— GIVEN ENTRIES —

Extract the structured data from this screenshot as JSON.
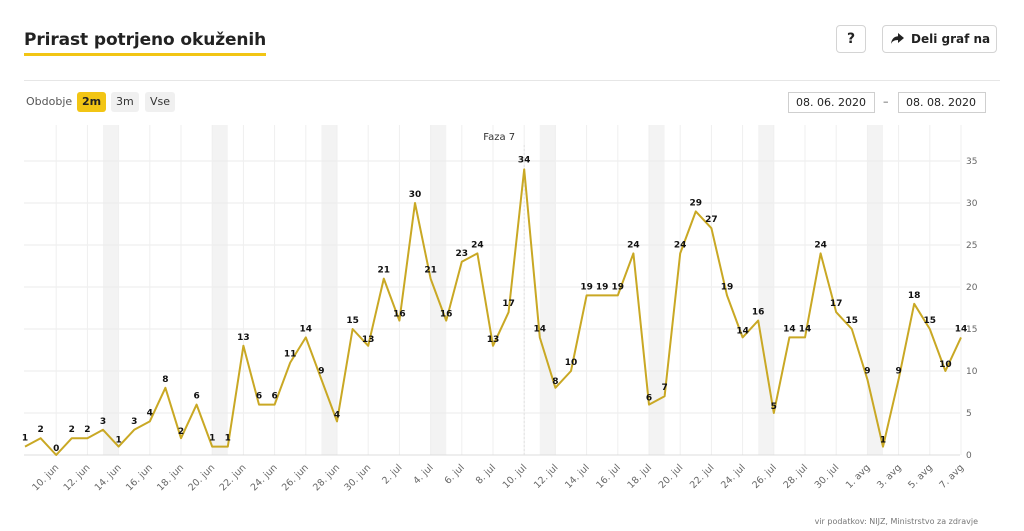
{
  "header": {
    "title": "Prirast potrjeno okuženih",
    "help_label": "?",
    "share_label": "Deli graf na",
    "share_icon": "share-arrow-icon"
  },
  "controls": {
    "period_label": "Obdobje",
    "periods": [
      "2m",
      "3m",
      "Vse"
    ],
    "active_period": "2m",
    "date_from": "08. 06. 2020",
    "date_separator": "–",
    "date_to": "08. 08. 2020"
  },
  "footer": {
    "source": "vir podatkov: NIJZ, Ministrstvo za zdravje"
  },
  "colors": {
    "accent": "#f2c514",
    "line": "#c9a824",
    "weekend_band": "#f3f3f3"
  },
  "chart_data": {
    "type": "line",
    "title": "Prirast potrjeno okuženih",
    "x_start": "2020-06-08",
    "x": [
      "8. jun",
      "9. jun",
      "10. jun",
      "11. jun",
      "12. jun",
      "13. jun",
      "14. jun",
      "15. jun",
      "16. jun",
      "17. jun",
      "18. jun",
      "19. jun",
      "20. jun",
      "21. jun",
      "22. jun",
      "23. jun",
      "24. jun",
      "25. jun",
      "26. jun",
      "27. jun",
      "28. jun",
      "29. jun",
      "30. jun",
      "1. jul",
      "2. jul",
      "3. jul",
      "4. jul",
      "5. jul",
      "6. jul",
      "7. jul",
      "8. jul",
      "9. jul",
      "10. jul",
      "11. jul",
      "12. jul",
      "13. jul",
      "14. jul",
      "15. jul",
      "16. jul",
      "17. jul",
      "18. jul",
      "19. jul",
      "20. jul",
      "21. jul",
      "22. jul",
      "23. jul",
      "24. jul",
      "25. jul",
      "26. jul",
      "27. jul",
      "28. jul",
      "29. jul",
      "30. jul",
      "31. jul",
      "1. avg",
      "2. avg",
      "3. avg",
      "4. avg",
      "5. avg",
      "6. avg",
      "7. avg"
    ],
    "values": [
      1,
      2,
      0,
      2,
      2,
      3,
      1,
      3,
      4,
      8,
      2,
      6,
      1,
      1,
      13,
      6,
      6,
      11,
      14,
      9,
      4,
      15,
      13,
      21,
      16,
      30,
      21,
      16,
      23,
      24,
      13,
      17,
      34,
      14,
      8,
      10,
      19,
      19,
      19,
      24,
      6,
      7,
      24,
      29,
      27,
      19,
      14,
      16,
      5,
      14,
      14,
      24,
      17,
      15,
      9,
      1,
      9,
      18,
      15,
      10,
      14
    ],
    "x_tick_labels": [
      "10. jun",
      "12. jun",
      "14. jun",
      "16. jun",
      "18. jun",
      "20. jun",
      "22. jun",
      "24. jun",
      "26. jun",
      "28. jun",
      "30. jun",
      "2. jul",
      "4. jul",
      "6. jul",
      "8. jul",
      "10. jul",
      "12. jul",
      "14. jul",
      "16. jul",
      "18. jul",
      "20. jul",
      "22. jul",
      "24. jul",
      "26. jul",
      "28. jul",
      "30. jul",
      "1. avg",
      "3. avg",
      "5. avg",
      "7. avg"
    ],
    "y_ticks": [
      0,
      5,
      10,
      15,
      20,
      25,
      30,
      35
    ],
    "ylim": [
      0,
      37
    ],
    "weekend_bands": [
      [
        "13. jun",
        "14. jun"
      ],
      [
        "20. jun",
        "21. jun"
      ],
      [
        "27. jun",
        "28. jun"
      ],
      [
        "4. jul",
        "5. jul"
      ],
      [
        "11. jul",
        "12. jul"
      ],
      [
        "18. jul",
        "19. jul"
      ],
      [
        "25. jul",
        "26. jul"
      ],
      [
        "1. avg",
        "2. avg"
      ]
    ],
    "annotation": {
      "text": "Faza 7",
      "at": "10. jul"
    },
    "grid": true,
    "data_labels": true
  }
}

— SET EXERCISE —
The material above must be printed exactly, with its pictures left out.

— TASK OUTPUT —
Extract the structured data from this screenshot as JSON.
{
  "header": {
    "title": "Prirast potrjeno okuženih",
    "help_label": "?",
    "share_label": "Deli graf na",
    "share_icon": "share-arrow-icon"
  },
  "controls": {
    "period_label": "Obdobje",
    "periods": [
      "2m",
      "3m",
      "Vse"
    ],
    "active_period": "2m",
    "date_from": "08. 06. 2020",
    "date_separator": "–",
    "date_to": "08. 08. 2020"
  },
  "footer": {
    "source": "vir podatkov: NIJZ, Ministrstvo za zdravje"
  },
  "colors": {
    "accent": "#f2c514",
    "line": "#c9a824",
    "weekend_band": "#f3f3f3"
  },
  "chart_data": {
    "type": "line",
    "title": "Prirast potrjeno okuženih",
    "x_start": "2020-06-08",
    "x": [
      "8. jun",
      "9. jun",
      "10. jun",
      "11. jun",
      "12. jun",
      "13. jun",
      "14. jun",
      "15. jun",
      "16. jun",
      "17. jun",
      "18. jun",
      "19. jun",
      "20. jun",
      "21. jun",
      "22. jun",
      "23. jun",
      "24. jun",
      "25. jun",
      "26. jun",
      "27. jun",
      "28. jun",
      "29. jun",
      "30. jun",
      "1. jul",
      "2. jul",
      "3. jul",
      "4. jul",
      "5. jul",
      "6. jul",
      "7. jul",
      "8. jul",
      "9. jul",
      "10. jul",
      "11. jul",
      "12. jul",
      "13. jul",
      "14. jul",
      "15. jul",
      "16. jul",
      "17. jul",
      "18. jul",
      "19. jul",
      "20. jul",
      "21. jul",
      "22. jul",
      "23. jul",
      "24. jul",
      "25. jul",
      "26. jul",
      "27. jul",
      "28. jul",
      "29. jul",
      "30. jul",
      "31. jul",
      "1. avg",
      "2. avg",
      "3. avg",
      "4. avg",
      "5. avg",
      "6. avg",
      "7. avg"
    ],
    "values": [
      1,
      2,
      0,
      2,
      2,
      3,
      1,
      3,
      4,
      8,
      2,
      6,
      1,
      1,
      13,
      6,
      6,
      11,
      14,
      9,
      4,
      15,
      13,
      21,
      16,
      30,
      21,
      16,
      23,
      24,
      13,
      17,
      34,
      14,
      8,
      10,
      19,
      19,
      19,
      24,
      6,
      7,
      24,
      29,
      27,
      19,
      14,
      16,
      5,
      14,
      14,
      24,
      17,
      15,
      9,
      1,
      9,
      18,
      15,
      10,
      14
    ],
    "x_tick_labels": [
      "10. jun",
      "12. jun",
      "14. jun",
      "16. jun",
      "18. jun",
      "20. jun",
      "22. jun",
      "24. jun",
      "26. jun",
      "28. jun",
      "30. jun",
      "2. jul",
      "4. jul",
      "6. jul",
      "8. jul",
      "10. jul",
      "12. jul",
      "14. jul",
      "16. jul",
      "18. jul",
      "20. jul",
      "22. jul",
      "24. jul",
      "26. jul",
      "28. jul",
      "30. jul",
      "1. avg",
      "3. avg",
      "5. avg",
      "7. avg"
    ],
    "y_ticks": [
      0,
      5,
      10,
      15,
      20,
      25,
      30,
      35
    ],
    "ylim": [
      0,
      37
    ],
    "weekend_bands": [
      [
        "13. jun",
        "14. jun"
      ],
      [
        "20. jun",
        "21. jun"
      ],
      [
        "27. jun",
        "28. jun"
      ],
      [
        "4. jul",
        "5. jul"
      ],
      [
        "11. jul",
        "12. jul"
      ],
      [
        "18. jul",
        "19. jul"
      ],
      [
        "25. jul",
        "26. jul"
      ],
      [
        "1. avg",
        "2. avg"
      ]
    ],
    "annotation": {
      "text": "Faza 7",
      "at": "10. jul"
    },
    "grid": true,
    "data_labels": true
  }
}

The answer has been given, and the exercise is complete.